• [WHAT IS ASKED]: Of all the lines in this data, how many include "Dill"? Respond with the number only.

[Collected data]
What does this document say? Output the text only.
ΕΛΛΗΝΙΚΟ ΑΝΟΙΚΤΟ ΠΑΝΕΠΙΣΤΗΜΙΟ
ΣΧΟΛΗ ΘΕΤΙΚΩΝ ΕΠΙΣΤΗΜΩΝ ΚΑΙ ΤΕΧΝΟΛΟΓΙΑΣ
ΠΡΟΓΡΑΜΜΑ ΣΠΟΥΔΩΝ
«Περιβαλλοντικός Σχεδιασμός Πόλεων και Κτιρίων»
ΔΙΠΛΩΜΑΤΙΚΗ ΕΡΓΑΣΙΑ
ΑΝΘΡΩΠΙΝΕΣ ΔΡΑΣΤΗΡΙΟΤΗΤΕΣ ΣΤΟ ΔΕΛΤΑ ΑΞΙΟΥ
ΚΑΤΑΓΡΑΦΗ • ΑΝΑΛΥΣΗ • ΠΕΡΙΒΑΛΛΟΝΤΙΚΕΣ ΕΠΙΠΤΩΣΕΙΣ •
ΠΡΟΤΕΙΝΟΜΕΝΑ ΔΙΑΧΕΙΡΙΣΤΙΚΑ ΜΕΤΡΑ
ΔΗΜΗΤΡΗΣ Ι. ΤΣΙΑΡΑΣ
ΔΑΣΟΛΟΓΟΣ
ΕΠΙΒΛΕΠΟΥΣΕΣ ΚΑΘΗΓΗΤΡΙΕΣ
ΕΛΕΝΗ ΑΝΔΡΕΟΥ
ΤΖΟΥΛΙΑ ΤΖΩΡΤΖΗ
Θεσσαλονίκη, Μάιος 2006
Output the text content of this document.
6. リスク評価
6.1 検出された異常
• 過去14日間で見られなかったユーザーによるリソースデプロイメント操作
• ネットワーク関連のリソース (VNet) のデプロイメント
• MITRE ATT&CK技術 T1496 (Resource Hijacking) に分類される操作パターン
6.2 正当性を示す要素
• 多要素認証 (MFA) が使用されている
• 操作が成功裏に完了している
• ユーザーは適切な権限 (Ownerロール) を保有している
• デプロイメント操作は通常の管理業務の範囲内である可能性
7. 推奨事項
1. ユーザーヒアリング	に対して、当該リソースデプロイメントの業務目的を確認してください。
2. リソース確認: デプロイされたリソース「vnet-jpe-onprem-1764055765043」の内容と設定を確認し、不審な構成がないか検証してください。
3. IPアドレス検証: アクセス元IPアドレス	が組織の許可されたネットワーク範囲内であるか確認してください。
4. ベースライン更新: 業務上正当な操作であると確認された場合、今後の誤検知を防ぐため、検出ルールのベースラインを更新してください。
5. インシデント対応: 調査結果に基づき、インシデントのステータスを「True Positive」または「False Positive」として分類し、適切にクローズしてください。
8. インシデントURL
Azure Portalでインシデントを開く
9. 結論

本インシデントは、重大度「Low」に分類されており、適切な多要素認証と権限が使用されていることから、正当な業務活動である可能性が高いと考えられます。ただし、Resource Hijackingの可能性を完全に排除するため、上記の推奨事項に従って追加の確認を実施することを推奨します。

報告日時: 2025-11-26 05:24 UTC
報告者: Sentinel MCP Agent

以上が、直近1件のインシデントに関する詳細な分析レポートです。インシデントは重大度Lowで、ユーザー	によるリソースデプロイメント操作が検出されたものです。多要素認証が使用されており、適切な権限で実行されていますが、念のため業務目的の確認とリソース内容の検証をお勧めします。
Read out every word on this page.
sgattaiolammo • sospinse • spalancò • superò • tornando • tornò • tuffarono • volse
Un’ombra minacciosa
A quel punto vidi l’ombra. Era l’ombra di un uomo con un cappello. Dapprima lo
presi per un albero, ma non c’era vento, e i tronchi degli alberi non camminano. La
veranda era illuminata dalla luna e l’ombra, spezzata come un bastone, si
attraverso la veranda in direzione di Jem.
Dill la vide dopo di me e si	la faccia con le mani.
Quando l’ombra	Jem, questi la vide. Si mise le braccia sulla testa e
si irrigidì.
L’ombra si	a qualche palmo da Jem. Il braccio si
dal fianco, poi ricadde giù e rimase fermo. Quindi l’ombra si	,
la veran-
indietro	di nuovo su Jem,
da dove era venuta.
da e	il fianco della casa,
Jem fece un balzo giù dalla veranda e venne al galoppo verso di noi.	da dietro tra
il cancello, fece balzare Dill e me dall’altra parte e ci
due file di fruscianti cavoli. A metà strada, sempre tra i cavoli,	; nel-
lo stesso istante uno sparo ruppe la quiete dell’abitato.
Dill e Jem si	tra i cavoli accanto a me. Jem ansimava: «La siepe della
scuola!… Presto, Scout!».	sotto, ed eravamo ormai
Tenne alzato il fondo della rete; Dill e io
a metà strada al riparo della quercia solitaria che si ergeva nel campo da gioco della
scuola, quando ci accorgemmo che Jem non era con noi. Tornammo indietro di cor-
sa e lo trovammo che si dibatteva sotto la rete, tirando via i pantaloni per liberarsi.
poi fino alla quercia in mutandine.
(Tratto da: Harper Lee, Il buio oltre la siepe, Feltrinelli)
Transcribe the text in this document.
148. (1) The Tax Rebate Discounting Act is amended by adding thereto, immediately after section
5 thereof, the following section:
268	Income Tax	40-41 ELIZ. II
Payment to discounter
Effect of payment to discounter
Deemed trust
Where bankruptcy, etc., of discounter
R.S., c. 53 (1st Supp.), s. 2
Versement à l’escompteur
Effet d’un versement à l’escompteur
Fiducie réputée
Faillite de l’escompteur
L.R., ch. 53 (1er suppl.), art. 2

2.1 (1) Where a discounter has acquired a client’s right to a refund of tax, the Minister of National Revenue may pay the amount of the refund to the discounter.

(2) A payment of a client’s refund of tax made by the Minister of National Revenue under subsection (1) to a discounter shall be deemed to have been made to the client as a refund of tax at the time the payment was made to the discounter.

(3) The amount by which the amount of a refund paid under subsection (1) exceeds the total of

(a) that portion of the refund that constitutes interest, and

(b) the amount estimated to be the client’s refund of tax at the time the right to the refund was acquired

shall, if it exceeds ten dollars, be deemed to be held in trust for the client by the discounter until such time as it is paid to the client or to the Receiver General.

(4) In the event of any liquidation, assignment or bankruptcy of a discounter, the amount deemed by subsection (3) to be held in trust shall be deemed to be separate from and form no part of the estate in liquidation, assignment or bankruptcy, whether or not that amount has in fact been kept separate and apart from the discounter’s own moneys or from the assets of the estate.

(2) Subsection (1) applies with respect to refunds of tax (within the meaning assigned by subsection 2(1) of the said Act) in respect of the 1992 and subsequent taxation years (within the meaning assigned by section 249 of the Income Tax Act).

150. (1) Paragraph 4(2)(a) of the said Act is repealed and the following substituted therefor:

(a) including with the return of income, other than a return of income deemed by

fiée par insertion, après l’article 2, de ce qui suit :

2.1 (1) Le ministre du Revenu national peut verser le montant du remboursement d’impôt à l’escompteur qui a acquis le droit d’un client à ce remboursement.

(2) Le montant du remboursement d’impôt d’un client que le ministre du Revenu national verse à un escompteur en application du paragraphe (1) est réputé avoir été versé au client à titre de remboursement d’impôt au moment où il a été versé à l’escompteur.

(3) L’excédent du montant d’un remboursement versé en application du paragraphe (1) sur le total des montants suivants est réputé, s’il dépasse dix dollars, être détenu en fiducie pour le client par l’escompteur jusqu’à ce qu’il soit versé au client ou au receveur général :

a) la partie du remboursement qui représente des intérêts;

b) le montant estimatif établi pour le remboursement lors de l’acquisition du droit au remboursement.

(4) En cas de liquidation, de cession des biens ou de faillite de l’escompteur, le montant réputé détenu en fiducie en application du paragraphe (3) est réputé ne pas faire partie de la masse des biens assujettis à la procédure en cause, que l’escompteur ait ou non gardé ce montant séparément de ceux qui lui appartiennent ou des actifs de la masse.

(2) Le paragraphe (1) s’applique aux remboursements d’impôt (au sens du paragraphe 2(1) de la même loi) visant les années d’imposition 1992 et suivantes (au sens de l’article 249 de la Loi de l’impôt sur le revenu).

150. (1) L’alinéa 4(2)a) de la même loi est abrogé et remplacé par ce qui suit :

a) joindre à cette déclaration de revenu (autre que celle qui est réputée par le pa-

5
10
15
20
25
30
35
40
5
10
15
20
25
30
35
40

• [OUTPUT OF THE TASK]: 4